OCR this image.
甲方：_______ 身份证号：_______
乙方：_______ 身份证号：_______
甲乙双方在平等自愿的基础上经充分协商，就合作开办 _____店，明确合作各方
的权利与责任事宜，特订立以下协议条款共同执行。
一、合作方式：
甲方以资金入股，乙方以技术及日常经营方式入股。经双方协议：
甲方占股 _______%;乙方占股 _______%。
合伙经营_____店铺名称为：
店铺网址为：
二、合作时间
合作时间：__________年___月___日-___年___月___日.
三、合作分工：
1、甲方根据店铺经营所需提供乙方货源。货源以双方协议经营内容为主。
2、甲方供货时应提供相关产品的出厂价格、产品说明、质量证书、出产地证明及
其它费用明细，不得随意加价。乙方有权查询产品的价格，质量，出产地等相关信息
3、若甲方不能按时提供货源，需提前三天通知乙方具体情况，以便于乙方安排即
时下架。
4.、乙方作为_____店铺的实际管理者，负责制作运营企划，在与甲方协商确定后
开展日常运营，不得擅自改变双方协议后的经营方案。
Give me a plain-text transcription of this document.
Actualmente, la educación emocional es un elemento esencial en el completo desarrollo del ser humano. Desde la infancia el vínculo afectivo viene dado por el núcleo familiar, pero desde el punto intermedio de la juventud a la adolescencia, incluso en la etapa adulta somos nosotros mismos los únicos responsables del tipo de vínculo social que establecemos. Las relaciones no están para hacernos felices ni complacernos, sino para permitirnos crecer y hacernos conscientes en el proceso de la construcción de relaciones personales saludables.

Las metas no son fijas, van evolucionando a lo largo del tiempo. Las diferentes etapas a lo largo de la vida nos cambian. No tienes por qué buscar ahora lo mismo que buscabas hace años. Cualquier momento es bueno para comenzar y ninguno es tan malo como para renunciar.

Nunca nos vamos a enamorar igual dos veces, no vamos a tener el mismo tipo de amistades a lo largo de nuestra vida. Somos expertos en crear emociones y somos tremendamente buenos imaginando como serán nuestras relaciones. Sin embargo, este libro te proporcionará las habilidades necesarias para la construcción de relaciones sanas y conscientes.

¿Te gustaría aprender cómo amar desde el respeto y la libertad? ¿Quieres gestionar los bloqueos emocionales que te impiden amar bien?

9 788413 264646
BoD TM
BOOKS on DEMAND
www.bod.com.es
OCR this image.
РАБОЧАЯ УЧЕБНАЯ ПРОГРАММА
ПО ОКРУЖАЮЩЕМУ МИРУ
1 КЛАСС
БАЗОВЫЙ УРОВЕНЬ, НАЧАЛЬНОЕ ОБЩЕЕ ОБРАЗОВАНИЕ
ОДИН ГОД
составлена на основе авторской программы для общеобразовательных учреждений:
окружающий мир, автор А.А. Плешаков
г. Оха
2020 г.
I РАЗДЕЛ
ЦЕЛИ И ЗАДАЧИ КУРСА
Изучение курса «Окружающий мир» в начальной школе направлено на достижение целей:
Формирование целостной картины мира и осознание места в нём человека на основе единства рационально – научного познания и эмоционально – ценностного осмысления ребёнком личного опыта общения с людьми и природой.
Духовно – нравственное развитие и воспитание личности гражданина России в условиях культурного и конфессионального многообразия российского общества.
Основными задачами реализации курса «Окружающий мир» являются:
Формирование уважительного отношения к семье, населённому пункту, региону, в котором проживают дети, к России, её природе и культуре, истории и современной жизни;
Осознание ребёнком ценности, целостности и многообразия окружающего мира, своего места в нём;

Task: Count the lines that hold the string "места", and reply with that number alone.

Exercise solution: 2